BEGIN

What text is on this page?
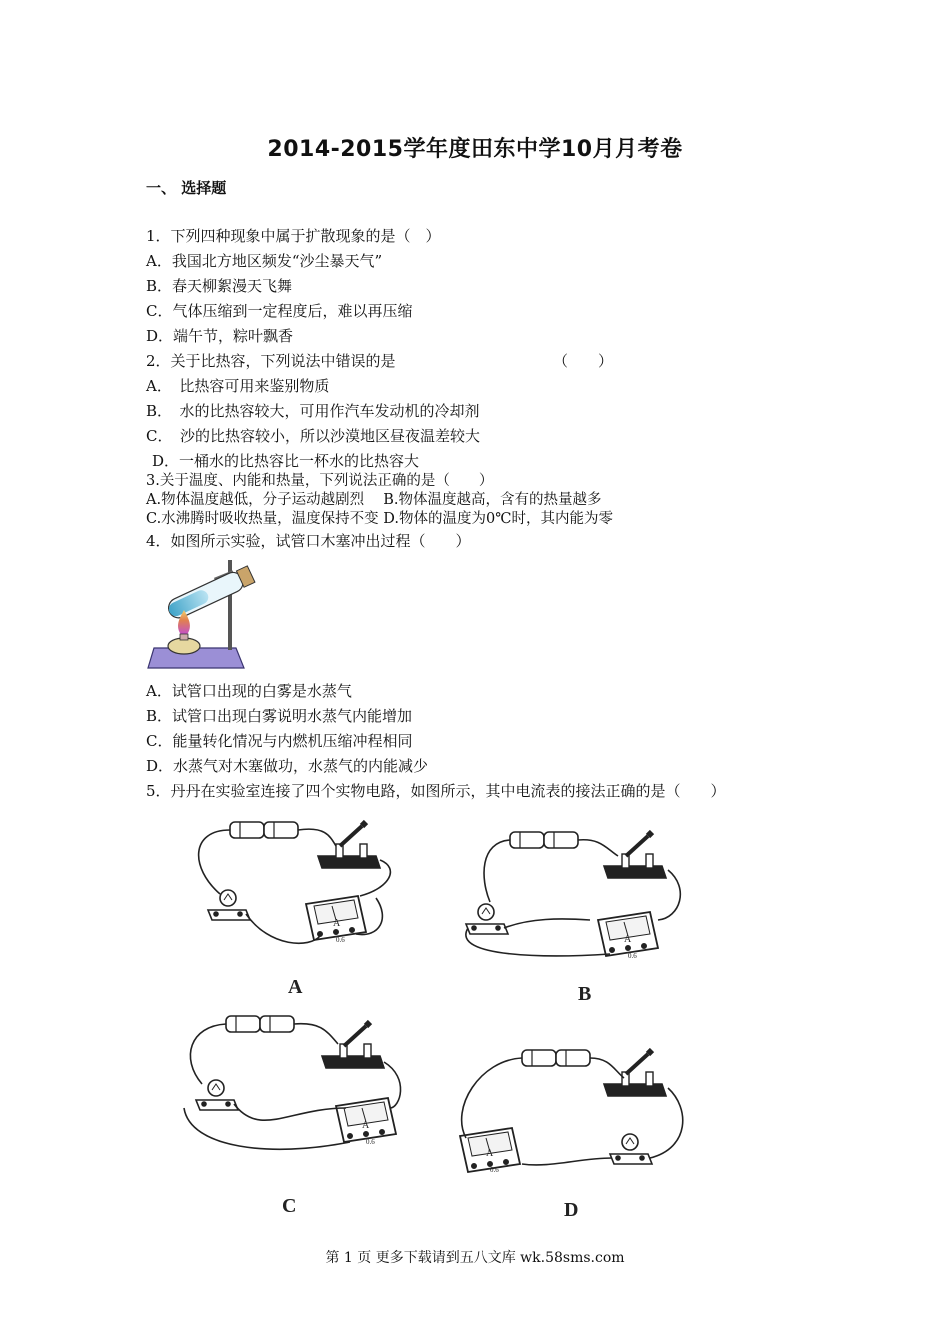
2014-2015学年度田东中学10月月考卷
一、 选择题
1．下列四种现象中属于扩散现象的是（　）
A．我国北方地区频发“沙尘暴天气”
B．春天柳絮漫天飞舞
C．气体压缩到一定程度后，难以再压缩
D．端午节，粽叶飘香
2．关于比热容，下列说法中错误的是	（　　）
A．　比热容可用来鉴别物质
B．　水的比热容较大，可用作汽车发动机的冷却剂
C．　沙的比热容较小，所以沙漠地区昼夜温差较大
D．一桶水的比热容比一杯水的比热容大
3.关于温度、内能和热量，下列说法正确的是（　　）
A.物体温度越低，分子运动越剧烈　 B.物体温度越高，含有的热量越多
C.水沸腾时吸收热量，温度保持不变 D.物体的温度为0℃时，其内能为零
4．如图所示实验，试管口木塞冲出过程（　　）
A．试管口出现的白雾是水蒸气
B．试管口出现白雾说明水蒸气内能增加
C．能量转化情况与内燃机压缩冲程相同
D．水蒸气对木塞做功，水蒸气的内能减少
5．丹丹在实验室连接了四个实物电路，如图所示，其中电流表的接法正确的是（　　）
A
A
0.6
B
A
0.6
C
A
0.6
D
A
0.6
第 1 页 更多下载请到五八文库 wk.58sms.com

END
BEGIN

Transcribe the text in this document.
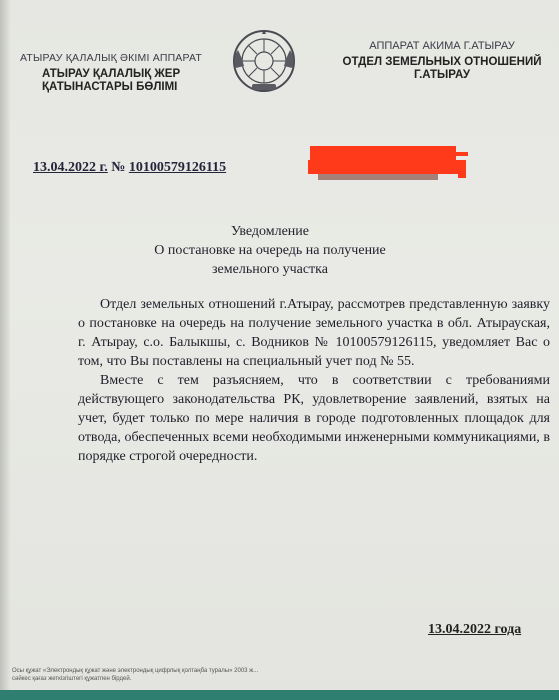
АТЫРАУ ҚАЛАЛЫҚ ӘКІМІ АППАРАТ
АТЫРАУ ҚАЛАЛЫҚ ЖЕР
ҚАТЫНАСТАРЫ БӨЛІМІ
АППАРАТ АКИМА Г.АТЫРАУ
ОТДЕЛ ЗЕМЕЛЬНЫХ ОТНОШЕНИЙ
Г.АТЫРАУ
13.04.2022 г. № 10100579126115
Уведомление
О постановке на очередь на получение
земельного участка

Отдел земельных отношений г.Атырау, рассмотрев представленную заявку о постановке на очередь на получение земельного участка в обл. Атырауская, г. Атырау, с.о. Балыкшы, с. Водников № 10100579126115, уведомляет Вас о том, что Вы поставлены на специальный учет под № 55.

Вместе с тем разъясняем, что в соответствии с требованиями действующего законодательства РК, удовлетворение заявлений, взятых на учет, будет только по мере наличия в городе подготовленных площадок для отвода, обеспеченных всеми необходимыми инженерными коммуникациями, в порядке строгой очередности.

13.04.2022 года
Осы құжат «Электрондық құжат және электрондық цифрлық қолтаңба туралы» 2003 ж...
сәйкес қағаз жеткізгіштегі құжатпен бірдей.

END

-- Stated task --
Read the entries and select each line where the word "очередь" is found.

-- Task output --
О постановке на очередь на получение
Отдел земельных отношений г.Атырау, рассмотрев представленную заявку о постановке на очередь на получение земельного участка в обл. Атырауская, г. Атырау, с.о. Балыкшы, с. Водников № 10100579126115, уведомляет Вас о том, что Вы поставлены на специальный учет под № 55.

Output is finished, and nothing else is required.